## Short problem
Search the data for the word "bastards" and copy every line that contains it.
============================================================
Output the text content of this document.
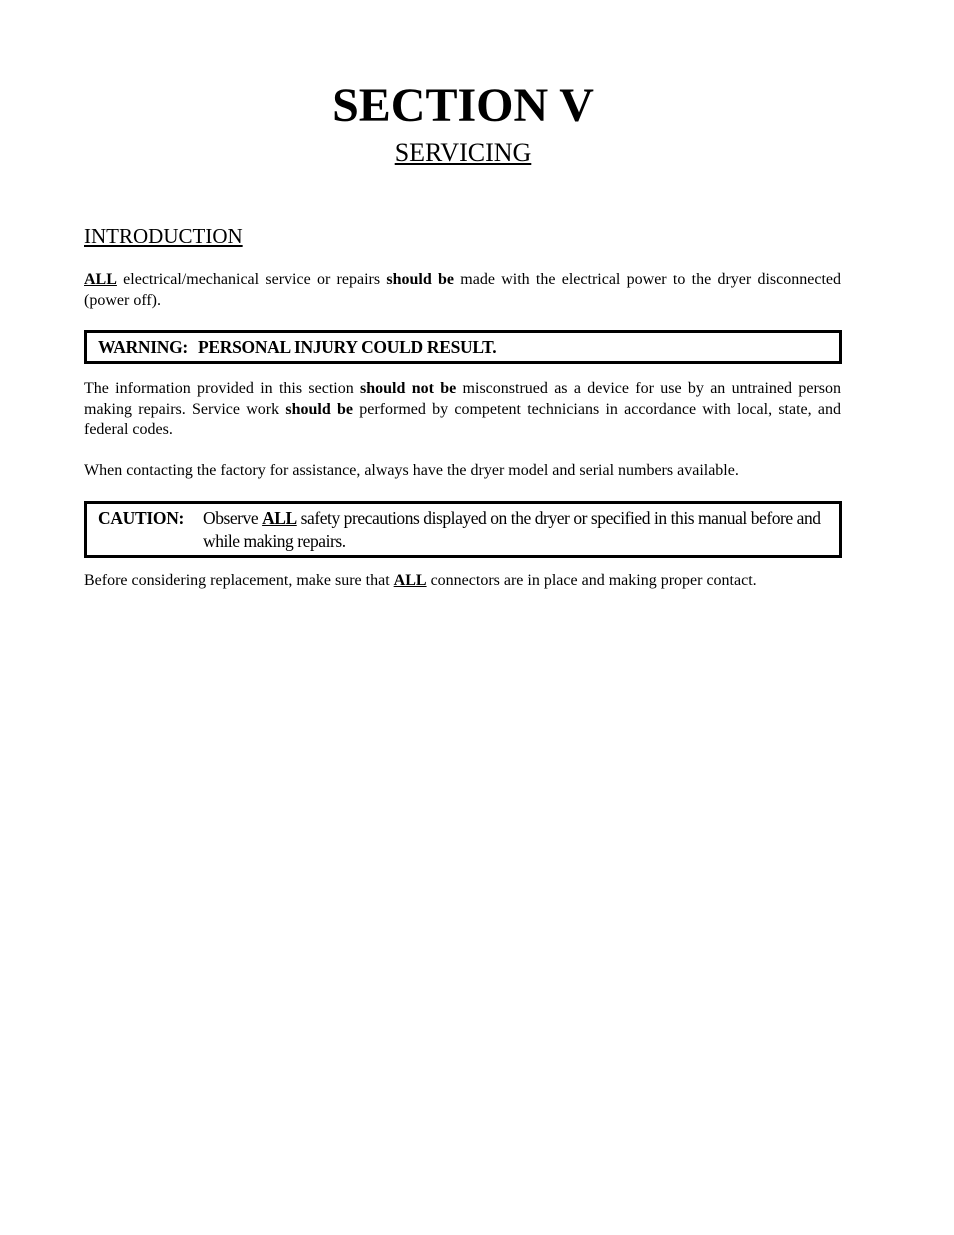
SECTION V
SERVICING
INTRODUCTION

ALL electrical/mechanical service or repairs should be made with the electrical power to the dryer disconnected (power off).

WARNING: PERSONAL INJURY COULD RESULT.

The information provided in this section should not be misconstrued as a device for use by an untrained person making repairs. Service work should be performed by competent technicians in accordance with local, state, and federal codes.

When contacting the factory for assistance, always have the dryer model and serial numbers available.

CAUTION: Observe ALL safety precautions displayed on the dryer or specified in this manual before and while making repairs.

Before considering replacement, make sure that ALL connectors are in place and making proper contact.
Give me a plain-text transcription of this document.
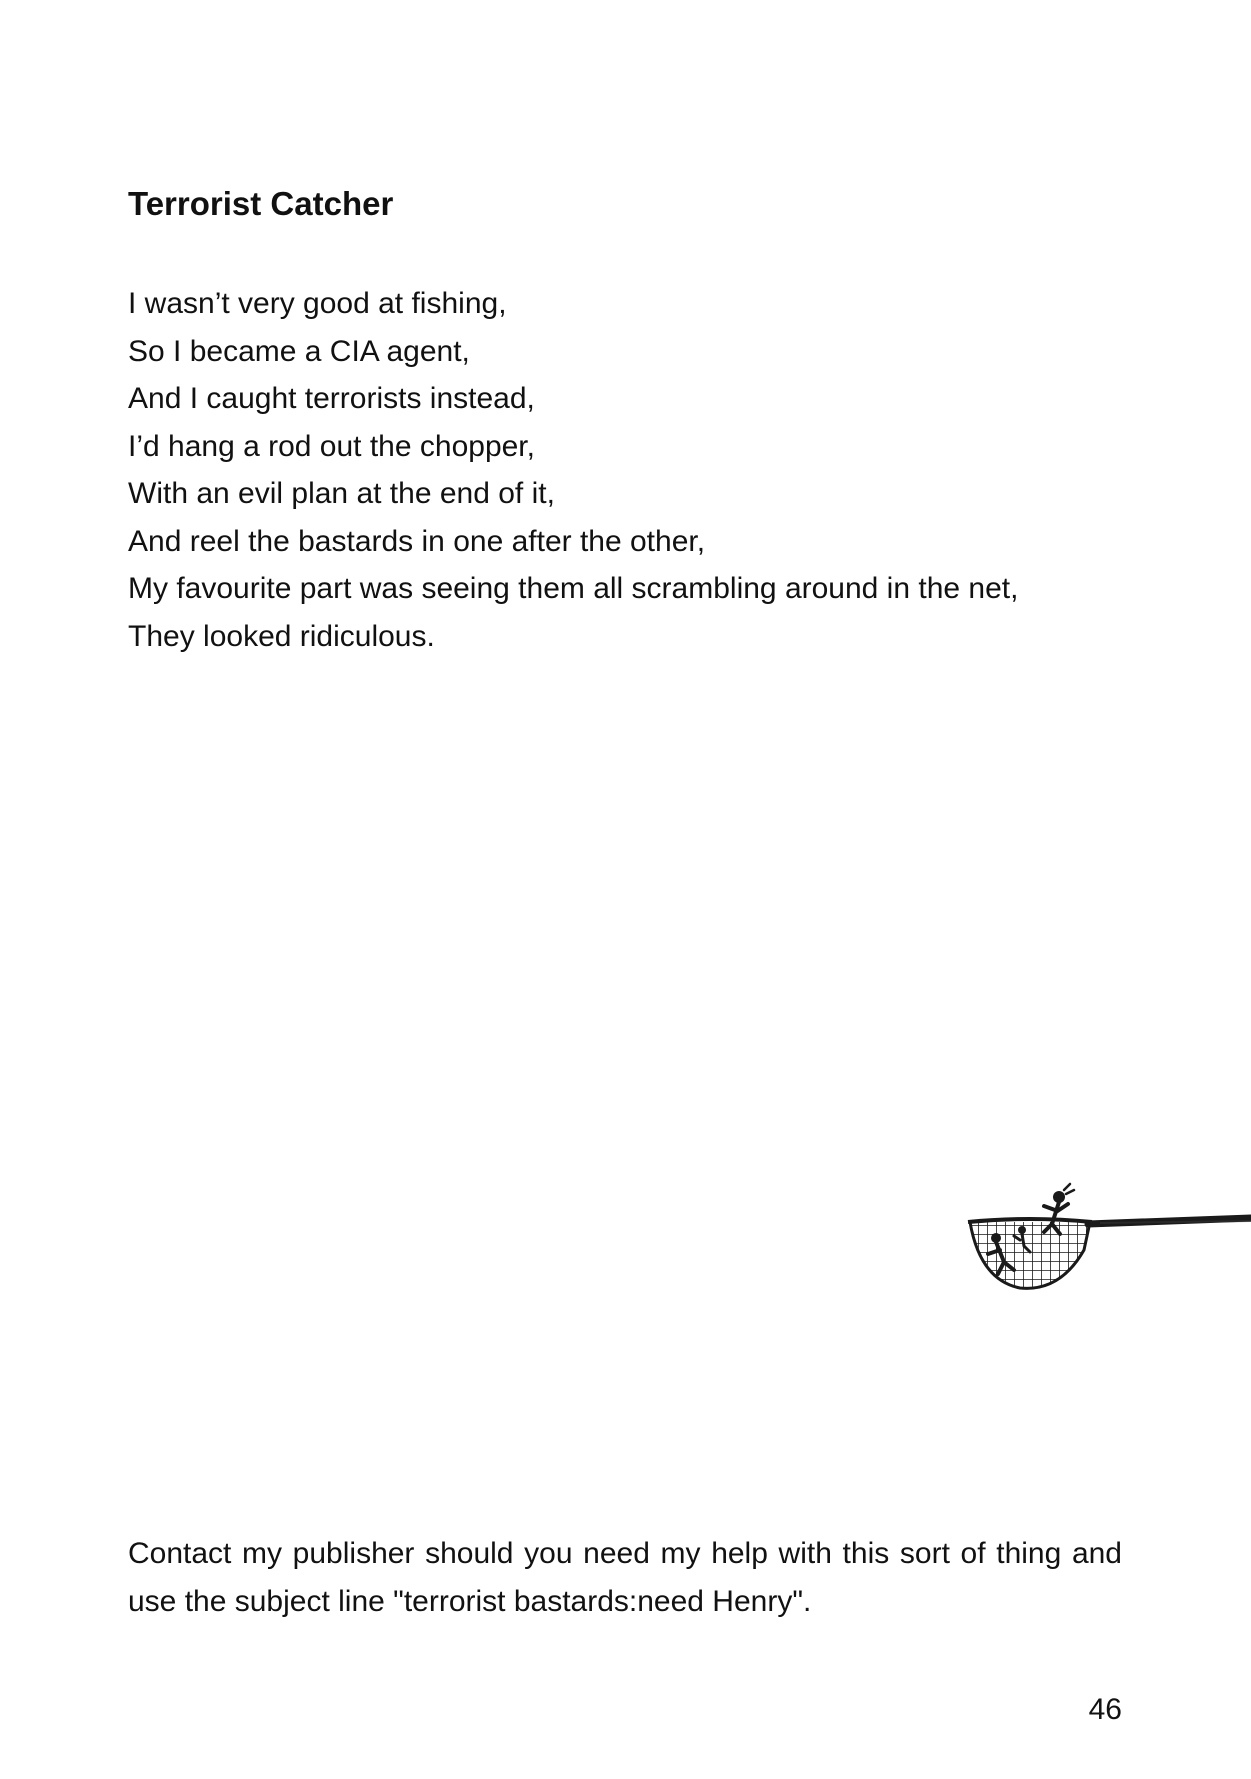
Terrorist Catcher
I wasn’t very good at fishing,
So I became a CIA agent,
And I caught terrorists instead,
I’d hang a rod out the chopper,
With an evil plan at the end of it,
And reel the bastards in one after the other,
My favourite part was seeing them all scrambling around in the net,
They looked ridiculous.

Contact my publisher should you need my help with this sort of thing and use the subject line "terrorist bastards:need Henry".

46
============================================================
## Output for this task
And reel the bastards in one after the other,
Contact my publisher should you need my help with this sort of thing and use the subject line "terrorist bastards:need Henry".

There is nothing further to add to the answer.